**WHAT TO DO:** Go through the entries and transcribe each one exactly, dropping the pictures.
#### EXERCISE INPUTS ####
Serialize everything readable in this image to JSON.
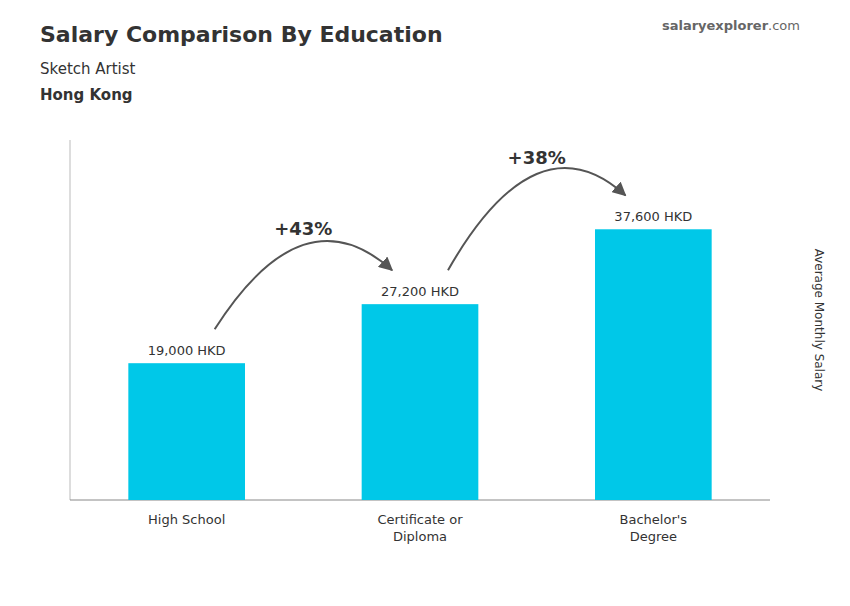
{
  "chart_data": {
    "type": "bar",
    "title": "Salary Comparison By Education",
    "subtitle": "Sketch Artist",
    "location": "Hong Kong",
    "watermark": [
      "salary",
      "explorer",
      ".com"
    ],
    "ylabel": "Average Monthly Salary",
    "categories": [
      "High School",
      "Certificate or\nDiploma",
      "Bachelor's\nDegree"
    ],
    "values": [
      19000,
      27200,
      37600
    ],
    "value_labels": [
      "19,000 HKD",
      "27,200 HKD",
      "37,600 HKD"
    ],
    "annotations": [
      "+43%",
      "+38%"
    ],
    "color": "#00c8e8",
    "ylim": [
      0,
      50000
    ],
    "yticks": [],
    "tick_labels": "x",
    "data_labels": true,
    "grid": false
  }
}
####
**OUTPUT BELOW:**
Serialize everything readable in this image to JSON.
{
  "chart_data": {
    "type": "bar",
    "title": "Salary Comparison By Education",
    "subtitle": "Sketch Artist",
    "location": "Hong Kong",
    "watermark": [
      "salary",
      "explorer",
      ".com"
    ],
    "ylabel": "Average Monthly Salary",
    "categories": [
      "High School",
      "Certificate or\nDiploma",
      "Bachelor's\nDegree"
    ],
    "values": [
      19000,
      27200,
      37600
    ],
    "value_labels": [
      "19,000 HKD",
      "27,200 HKD",
      "37,600 HKD"
    ],
    "annotations": [
      "+43%",
      "+38%"
    ],
    "color": "#00c8e8",
    "ylim": [
      0,
      50000
    ],
    "yticks": [],
    "tick_labels": "x",
    "data_labels": true,
    "grid": false
  }
}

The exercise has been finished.